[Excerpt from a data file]
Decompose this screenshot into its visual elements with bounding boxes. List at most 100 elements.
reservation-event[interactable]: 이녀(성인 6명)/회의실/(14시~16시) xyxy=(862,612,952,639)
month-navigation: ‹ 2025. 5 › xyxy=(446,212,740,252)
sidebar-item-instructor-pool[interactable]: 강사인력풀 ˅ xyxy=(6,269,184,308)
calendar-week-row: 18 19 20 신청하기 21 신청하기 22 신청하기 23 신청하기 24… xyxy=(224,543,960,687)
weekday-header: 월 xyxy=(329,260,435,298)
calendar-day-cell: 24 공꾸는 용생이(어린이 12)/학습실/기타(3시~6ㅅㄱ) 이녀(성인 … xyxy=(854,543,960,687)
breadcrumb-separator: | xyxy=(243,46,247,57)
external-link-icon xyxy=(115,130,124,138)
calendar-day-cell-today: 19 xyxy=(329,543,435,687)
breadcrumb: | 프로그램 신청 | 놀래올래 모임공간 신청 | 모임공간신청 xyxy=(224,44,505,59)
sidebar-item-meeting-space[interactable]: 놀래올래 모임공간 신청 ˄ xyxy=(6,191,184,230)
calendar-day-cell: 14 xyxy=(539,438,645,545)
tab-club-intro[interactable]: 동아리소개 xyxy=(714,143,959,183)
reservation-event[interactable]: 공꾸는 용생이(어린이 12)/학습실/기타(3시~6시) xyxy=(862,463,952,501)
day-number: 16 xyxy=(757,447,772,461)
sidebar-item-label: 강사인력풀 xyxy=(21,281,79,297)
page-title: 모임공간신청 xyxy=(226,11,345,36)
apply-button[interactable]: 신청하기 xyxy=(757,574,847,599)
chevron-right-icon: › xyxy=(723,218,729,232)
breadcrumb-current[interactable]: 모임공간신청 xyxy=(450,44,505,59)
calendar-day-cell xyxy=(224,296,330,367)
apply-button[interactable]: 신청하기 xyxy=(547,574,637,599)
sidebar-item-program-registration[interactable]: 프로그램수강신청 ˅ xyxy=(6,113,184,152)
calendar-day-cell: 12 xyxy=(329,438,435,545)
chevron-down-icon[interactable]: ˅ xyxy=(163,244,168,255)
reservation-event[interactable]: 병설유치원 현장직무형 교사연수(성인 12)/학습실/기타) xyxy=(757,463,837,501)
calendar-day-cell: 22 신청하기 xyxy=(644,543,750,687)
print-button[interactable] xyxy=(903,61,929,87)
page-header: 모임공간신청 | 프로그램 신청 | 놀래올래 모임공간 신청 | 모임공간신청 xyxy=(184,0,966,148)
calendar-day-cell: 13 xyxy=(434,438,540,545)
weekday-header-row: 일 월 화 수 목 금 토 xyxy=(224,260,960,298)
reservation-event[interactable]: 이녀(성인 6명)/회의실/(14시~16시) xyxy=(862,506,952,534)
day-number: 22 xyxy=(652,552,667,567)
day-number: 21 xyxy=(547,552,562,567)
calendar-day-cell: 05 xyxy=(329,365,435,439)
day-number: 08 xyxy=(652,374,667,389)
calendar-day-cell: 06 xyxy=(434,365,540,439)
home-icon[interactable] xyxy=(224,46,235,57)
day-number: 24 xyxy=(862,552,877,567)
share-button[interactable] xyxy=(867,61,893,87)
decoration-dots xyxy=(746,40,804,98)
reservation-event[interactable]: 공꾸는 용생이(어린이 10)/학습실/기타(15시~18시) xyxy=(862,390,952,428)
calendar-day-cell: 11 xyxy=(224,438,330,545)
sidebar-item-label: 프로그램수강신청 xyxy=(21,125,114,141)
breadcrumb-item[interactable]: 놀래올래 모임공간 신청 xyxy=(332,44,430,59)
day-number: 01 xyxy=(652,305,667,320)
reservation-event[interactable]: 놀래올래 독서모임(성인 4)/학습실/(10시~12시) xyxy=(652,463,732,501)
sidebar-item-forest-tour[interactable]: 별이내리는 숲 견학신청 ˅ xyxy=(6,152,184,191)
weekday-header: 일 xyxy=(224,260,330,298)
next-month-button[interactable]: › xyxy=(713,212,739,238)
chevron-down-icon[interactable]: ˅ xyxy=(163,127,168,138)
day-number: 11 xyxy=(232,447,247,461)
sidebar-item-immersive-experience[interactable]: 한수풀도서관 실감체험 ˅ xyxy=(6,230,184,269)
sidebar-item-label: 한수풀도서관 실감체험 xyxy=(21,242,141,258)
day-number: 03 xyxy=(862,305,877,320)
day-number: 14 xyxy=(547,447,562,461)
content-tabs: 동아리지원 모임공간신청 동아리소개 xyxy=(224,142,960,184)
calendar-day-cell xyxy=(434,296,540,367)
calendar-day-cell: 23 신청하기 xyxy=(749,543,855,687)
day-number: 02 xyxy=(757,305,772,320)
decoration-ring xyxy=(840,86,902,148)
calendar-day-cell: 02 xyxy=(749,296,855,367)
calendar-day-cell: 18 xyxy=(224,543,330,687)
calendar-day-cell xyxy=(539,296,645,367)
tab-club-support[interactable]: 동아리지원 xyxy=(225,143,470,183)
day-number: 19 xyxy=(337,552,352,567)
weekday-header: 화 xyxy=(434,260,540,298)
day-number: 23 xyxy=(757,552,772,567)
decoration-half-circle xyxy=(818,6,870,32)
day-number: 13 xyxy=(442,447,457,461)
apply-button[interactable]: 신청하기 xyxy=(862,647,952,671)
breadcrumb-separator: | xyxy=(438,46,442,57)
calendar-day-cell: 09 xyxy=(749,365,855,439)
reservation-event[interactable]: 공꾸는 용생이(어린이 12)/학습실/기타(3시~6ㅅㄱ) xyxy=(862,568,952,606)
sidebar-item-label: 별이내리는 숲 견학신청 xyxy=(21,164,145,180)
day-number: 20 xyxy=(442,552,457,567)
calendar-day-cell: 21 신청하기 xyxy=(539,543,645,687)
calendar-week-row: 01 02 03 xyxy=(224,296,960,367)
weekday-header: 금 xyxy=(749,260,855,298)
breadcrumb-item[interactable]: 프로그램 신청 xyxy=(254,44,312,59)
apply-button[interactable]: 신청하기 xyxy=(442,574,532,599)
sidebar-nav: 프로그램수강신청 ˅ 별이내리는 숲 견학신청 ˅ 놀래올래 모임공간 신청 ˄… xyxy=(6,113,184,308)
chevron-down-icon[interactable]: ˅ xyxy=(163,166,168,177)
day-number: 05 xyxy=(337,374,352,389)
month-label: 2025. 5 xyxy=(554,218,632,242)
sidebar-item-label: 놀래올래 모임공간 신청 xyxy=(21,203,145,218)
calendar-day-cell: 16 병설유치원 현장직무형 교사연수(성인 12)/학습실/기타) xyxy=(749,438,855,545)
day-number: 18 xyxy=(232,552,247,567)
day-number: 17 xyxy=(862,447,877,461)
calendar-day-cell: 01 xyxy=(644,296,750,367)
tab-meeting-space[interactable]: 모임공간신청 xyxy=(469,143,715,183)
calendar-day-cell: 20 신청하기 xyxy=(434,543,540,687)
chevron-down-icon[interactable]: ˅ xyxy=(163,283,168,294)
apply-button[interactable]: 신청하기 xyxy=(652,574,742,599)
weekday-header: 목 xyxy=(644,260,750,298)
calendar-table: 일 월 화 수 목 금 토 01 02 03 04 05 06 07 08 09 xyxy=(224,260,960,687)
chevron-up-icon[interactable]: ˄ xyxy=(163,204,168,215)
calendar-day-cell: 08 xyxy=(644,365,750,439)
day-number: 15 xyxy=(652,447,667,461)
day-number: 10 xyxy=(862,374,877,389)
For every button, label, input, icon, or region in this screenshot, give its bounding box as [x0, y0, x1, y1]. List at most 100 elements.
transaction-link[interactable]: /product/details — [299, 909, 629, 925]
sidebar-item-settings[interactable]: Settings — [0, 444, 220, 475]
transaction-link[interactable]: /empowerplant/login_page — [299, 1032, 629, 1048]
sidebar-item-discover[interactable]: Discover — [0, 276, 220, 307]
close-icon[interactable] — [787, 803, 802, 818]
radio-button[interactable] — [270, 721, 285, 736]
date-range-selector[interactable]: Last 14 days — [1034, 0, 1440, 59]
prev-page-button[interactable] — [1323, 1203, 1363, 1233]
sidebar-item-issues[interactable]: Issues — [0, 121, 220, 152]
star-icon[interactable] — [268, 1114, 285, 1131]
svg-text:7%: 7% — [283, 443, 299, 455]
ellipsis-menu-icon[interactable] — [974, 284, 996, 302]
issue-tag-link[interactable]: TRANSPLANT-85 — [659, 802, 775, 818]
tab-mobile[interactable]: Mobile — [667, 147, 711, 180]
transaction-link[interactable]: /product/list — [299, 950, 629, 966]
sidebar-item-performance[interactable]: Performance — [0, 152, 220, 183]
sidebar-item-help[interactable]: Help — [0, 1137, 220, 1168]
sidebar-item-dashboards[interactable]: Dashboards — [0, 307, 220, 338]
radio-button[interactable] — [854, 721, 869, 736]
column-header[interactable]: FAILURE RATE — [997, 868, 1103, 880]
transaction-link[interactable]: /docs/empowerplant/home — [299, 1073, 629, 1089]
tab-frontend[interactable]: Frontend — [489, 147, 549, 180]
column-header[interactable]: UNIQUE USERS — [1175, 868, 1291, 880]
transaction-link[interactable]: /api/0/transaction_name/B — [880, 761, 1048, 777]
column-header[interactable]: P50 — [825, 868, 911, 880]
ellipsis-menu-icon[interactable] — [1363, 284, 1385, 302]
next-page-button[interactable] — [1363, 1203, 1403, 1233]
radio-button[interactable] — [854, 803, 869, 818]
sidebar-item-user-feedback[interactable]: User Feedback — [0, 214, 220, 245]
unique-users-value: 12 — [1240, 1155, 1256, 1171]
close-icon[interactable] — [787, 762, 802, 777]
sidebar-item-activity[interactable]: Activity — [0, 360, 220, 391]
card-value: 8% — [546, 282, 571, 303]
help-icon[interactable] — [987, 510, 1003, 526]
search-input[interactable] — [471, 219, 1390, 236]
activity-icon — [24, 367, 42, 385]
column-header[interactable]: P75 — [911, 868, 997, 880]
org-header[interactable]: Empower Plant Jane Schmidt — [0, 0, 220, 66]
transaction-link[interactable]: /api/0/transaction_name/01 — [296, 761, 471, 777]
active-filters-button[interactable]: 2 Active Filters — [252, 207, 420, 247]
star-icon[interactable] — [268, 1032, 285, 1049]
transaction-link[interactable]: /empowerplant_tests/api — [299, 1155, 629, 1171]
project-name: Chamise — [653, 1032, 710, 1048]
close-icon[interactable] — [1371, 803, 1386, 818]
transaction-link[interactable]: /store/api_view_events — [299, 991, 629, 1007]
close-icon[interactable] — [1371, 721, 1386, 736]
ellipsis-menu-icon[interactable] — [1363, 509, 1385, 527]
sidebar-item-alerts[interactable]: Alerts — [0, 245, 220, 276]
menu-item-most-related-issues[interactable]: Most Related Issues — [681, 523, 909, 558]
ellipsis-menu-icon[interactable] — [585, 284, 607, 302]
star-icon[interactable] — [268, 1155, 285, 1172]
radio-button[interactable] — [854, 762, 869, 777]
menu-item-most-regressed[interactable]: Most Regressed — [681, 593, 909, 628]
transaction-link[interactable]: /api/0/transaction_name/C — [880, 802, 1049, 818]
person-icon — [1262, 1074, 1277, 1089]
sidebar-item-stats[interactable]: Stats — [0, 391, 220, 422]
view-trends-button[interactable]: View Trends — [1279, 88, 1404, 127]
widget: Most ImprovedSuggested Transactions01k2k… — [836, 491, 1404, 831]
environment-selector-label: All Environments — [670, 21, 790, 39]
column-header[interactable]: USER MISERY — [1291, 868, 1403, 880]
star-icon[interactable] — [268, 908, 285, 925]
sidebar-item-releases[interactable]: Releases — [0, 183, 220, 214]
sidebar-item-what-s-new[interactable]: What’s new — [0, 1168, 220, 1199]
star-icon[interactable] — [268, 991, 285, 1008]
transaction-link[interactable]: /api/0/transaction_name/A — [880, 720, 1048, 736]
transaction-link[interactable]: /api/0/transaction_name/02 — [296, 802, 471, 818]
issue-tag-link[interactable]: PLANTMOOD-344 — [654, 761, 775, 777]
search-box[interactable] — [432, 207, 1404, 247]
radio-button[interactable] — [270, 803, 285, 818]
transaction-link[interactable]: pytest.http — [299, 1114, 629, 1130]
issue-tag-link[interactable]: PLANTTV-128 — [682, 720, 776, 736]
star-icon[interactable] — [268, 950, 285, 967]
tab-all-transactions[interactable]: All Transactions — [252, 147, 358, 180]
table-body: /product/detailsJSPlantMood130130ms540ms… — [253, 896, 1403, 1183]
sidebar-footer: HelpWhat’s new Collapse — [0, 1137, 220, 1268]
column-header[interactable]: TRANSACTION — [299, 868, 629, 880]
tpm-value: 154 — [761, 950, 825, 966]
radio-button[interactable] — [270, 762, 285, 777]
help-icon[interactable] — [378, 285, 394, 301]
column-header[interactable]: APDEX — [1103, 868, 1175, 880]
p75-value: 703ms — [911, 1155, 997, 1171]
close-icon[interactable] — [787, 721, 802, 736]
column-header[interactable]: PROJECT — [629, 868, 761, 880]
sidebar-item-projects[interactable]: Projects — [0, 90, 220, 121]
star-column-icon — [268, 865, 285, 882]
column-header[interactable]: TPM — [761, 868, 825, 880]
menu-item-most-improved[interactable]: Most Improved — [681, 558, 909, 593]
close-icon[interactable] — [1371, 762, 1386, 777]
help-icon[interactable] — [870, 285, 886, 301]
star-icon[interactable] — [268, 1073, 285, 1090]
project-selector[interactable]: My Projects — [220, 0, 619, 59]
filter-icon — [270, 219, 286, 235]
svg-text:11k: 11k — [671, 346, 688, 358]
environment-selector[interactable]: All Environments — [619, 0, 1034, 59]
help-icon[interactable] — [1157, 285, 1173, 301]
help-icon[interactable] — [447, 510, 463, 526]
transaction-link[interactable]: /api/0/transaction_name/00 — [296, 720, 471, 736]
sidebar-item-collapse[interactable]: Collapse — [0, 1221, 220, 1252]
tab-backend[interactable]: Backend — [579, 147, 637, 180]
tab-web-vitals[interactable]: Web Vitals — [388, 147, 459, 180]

### Given exercise
In the material above, how many lines contain the string "breadcrumb"? Case counts, so match only that exact capitalization, and reply with the number alone.

### Finished answer
6